INPUT DATA:
::::::::::

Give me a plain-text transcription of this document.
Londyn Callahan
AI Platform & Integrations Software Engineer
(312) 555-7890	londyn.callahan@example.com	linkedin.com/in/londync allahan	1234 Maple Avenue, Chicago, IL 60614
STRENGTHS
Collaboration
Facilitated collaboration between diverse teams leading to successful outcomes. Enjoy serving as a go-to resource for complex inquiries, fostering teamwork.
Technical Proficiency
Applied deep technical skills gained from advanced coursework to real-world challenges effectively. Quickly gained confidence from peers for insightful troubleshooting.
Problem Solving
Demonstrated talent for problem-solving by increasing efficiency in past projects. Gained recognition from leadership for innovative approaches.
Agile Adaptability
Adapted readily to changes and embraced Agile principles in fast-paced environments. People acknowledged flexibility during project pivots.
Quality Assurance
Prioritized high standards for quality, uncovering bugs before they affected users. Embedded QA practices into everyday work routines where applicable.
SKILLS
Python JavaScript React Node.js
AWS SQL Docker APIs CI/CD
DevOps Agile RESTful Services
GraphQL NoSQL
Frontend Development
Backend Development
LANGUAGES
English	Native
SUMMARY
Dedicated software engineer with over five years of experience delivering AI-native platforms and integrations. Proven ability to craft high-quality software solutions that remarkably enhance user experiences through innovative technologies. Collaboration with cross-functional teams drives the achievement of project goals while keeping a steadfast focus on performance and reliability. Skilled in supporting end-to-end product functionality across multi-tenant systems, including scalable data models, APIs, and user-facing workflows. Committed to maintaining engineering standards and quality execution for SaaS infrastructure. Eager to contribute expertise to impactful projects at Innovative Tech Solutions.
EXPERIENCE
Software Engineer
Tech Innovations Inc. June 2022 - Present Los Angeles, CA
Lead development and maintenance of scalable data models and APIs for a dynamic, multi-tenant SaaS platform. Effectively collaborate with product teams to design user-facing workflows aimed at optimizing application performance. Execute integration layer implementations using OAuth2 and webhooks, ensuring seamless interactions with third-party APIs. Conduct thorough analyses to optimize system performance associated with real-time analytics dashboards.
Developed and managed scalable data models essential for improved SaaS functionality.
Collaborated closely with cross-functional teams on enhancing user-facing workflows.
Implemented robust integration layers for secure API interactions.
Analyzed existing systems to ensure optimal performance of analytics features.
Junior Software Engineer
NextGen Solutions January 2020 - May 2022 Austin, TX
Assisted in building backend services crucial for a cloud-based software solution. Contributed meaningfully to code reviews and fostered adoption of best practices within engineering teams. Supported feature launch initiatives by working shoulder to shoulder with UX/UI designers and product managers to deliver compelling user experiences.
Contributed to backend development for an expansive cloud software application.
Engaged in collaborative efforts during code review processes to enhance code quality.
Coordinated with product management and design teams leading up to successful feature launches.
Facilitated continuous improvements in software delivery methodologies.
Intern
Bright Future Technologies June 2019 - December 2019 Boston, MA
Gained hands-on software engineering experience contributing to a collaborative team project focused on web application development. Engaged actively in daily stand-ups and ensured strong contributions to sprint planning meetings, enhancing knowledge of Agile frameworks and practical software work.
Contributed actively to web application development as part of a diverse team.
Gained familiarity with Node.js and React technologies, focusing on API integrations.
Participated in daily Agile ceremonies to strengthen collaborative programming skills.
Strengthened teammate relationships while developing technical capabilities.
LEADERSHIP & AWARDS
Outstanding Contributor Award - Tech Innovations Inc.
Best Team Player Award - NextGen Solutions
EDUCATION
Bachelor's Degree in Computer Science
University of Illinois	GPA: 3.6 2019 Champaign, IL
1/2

::::::::::

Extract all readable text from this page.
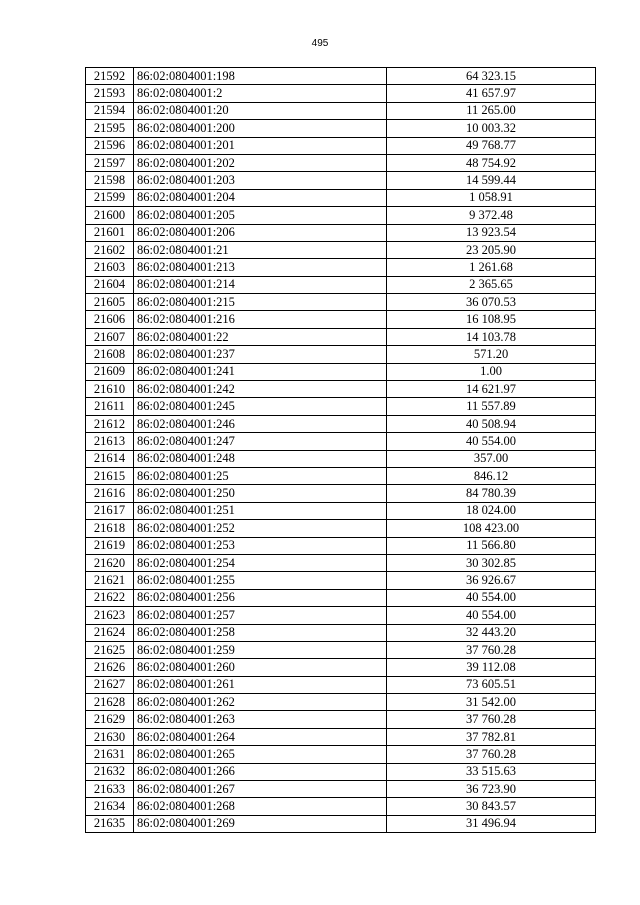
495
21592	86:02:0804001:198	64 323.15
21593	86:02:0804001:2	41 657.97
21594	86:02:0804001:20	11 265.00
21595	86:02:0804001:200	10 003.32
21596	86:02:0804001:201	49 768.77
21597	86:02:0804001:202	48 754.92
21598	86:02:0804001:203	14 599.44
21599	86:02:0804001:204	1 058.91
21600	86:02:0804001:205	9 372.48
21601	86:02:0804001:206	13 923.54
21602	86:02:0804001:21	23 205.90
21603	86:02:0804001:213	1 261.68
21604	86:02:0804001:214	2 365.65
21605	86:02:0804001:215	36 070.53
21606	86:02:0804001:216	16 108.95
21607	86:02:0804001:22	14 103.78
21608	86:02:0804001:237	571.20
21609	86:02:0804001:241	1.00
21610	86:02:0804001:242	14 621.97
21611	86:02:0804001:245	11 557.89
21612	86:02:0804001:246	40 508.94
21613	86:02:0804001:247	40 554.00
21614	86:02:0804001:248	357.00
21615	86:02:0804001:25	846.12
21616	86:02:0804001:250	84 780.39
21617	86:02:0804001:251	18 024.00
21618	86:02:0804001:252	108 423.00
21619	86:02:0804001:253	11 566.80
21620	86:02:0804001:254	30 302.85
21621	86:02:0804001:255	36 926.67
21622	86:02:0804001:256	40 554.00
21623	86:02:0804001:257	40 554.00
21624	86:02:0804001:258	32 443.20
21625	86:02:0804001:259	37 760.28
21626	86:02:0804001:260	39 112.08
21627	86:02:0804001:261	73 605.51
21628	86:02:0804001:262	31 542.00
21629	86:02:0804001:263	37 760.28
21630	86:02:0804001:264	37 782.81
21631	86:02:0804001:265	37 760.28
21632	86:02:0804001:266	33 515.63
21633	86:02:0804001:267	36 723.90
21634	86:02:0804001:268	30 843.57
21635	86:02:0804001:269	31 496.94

::::::::::

INSTRUCTIONS FOR THE TASK: Filter the records above and return every line that holds the word "successful".

WRITTEN SOLUTION:
Facilitated collaboration between diverse teams leading to successful outcomes. Enjoy serving as a go-to resource for complex inquiries, fostering teamwork.
Coordinated with product management and design teams leading up to successful feature launches.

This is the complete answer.